** Begin SUPPLIED DATA **
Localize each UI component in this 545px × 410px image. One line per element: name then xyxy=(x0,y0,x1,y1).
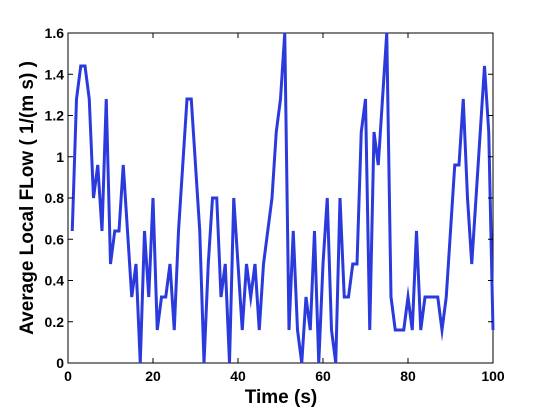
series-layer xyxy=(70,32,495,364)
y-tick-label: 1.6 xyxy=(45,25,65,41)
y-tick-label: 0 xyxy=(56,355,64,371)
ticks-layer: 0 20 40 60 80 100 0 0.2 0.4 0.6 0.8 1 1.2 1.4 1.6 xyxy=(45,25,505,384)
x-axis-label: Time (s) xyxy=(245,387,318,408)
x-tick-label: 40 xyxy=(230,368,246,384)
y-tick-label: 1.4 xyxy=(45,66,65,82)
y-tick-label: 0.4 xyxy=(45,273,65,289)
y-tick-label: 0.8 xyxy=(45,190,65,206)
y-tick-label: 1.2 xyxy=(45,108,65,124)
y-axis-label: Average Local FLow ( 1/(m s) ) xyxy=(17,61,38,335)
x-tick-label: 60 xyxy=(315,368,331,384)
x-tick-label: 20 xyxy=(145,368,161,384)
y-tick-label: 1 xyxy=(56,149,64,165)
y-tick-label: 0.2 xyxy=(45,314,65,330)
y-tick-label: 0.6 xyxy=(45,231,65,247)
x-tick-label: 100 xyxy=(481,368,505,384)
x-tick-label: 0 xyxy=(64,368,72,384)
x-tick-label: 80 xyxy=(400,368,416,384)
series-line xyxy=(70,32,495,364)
** End SUPPLIED DATA **
YOUR OBJECTIVE ->
Convert every line of the records above into a numbered list, skipping any blank lines and leaving out the picture.

SOLVED EXERCISE ->
1. Localize each UI component in this 545px × 410px image. One line per element: name then xyxy=(x0,y0,x1,y1).
2. series-layer xyxy=(70,32,495,364)
3. y-tick-label: 1.6 xyxy=(45,25,65,41)
4. y-tick-label: 0 xyxy=(56,355,64,371)
5. ticks-layer: 0 20 40 60 80 100 0 0.2 0.4 0.6 0.8 1 1.2 1.4 1.6 xyxy=(45,25,505,384)
6. x-axis-label: Time (s) xyxy=(245,387,318,408)
7. x-tick-label: 40 xyxy=(230,368,246,384)
8. y-tick-label: 1.4 xyxy=(45,66,65,82)
9. y-tick-label: 0.4 xyxy=(45,273,65,289)
10. y-tick-label: 0.8 xyxy=(45,190,65,206)
11. y-tick-label: 1.2 xyxy=(45,108,65,124)
12. y-axis-label: Average Local FLow ( 1/(m s) ) xyxy=(17,61,38,335)
13. x-tick-label: 60 xyxy=(315,368,331,384)
14. x-tick-label: 20 xyxy=(145,368,161,384)
15. y-tick-label: 1 xyxy=(56,149,64,165)
16. y-tick-label: 0.2 xyxy=(45,314,65,330)
17. y-tick-label: 0.6 xyxy=(45,231,65,247)
18. x-tick-label: 100 xyxy=(481,368,505,384)
19. x-tick-label: 0 xyxy=(64,368,72,384)
20. x-tick-label: 80 xyxy=(400,368,416,384)
21. series-line xyxy=(70,32,495,364)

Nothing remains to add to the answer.